=== Brano da leggere ===
Incontro a Messina giovedì 16 maggio per il Movimento Indipendenza. Partecipano anche comitati messinesi
MESSINA – Giovedi 16 maggio, alle 11.30, presso la sala ovale del Municipio di Messina, il segretario del Movimento Indipendenza, Gianni Alemanno, spiegherà le ragioni del no al ponte sullo Stretto. Stretto. Il titolo dell’incontro è “Lo Stretto necessario. Tuteliamo la bellezza. Rigeneriamo la Sicilia”.
Con Alemanno interverranno Fabio Granata, già parlamentare e assessore regionale ai Beni culturali, attuale Assessore alla Cultura della Città di Siracusa e storico oppositore di questo progetto, il docente universitario Daniele Tranchida, già assessore regionale al Turismo, Elio Conti Nibali (“Invece del ponte”) e i rappresentanti di associazioni e Comitati cittadini.

=== Elenco dei dati ===
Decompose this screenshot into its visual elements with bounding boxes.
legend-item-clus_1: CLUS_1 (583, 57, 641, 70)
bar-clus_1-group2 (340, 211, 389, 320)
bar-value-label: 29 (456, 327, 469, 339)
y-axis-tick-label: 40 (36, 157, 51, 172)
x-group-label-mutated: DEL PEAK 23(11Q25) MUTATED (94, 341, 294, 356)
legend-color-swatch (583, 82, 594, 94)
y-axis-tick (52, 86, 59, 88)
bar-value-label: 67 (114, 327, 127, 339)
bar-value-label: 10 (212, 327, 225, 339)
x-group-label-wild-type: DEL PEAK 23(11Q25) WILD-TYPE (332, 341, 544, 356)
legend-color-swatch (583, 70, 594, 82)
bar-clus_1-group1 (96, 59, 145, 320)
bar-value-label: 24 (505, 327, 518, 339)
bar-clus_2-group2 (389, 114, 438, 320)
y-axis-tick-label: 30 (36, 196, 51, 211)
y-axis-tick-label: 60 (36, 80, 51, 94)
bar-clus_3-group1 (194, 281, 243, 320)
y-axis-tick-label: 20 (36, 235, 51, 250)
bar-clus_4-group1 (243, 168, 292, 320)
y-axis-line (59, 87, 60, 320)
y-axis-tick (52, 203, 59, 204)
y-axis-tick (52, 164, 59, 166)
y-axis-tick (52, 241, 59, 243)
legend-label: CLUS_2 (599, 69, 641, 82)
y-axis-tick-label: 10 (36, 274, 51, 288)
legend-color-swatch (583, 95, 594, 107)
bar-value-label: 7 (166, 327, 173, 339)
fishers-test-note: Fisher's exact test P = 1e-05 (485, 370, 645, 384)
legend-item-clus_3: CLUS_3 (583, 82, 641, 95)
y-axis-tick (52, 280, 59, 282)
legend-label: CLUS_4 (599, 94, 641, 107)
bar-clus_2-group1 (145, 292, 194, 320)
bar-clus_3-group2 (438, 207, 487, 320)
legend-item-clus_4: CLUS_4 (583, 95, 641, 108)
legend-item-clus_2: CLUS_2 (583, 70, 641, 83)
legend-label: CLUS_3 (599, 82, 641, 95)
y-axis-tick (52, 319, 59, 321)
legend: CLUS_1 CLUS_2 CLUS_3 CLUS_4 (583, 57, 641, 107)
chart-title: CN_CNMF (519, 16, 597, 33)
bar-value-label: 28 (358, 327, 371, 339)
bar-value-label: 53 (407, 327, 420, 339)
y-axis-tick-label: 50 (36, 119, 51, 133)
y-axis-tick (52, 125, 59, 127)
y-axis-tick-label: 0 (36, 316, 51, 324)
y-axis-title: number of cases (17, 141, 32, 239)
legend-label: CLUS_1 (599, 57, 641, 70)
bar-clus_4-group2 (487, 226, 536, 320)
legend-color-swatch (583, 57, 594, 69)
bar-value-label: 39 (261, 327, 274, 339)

=== Cosa fare ===
Trascrivi, per favore, il brano sull'incontro di Messina partendo da "Con Alemanno interverranno" e terminando con "e Comitati cittadini.". I dati sono materiale a sé, distinto dal brano sull'incontro di Messina.

=== Risultato ===
Con Alemanno interverranno Fabio Granata, già parlamentare e assessore regionale ai Beni culturali, attuale Assessore alla Cultura della Città di Siracusa e storico oppositore di questo progetto, il docente universitario Daniele Tranchida, già assessore regionale al Turismo, Elio Conti Nibali (“Invece del ponte”) e i rappresentanti di associazioni e Comitati cittadini.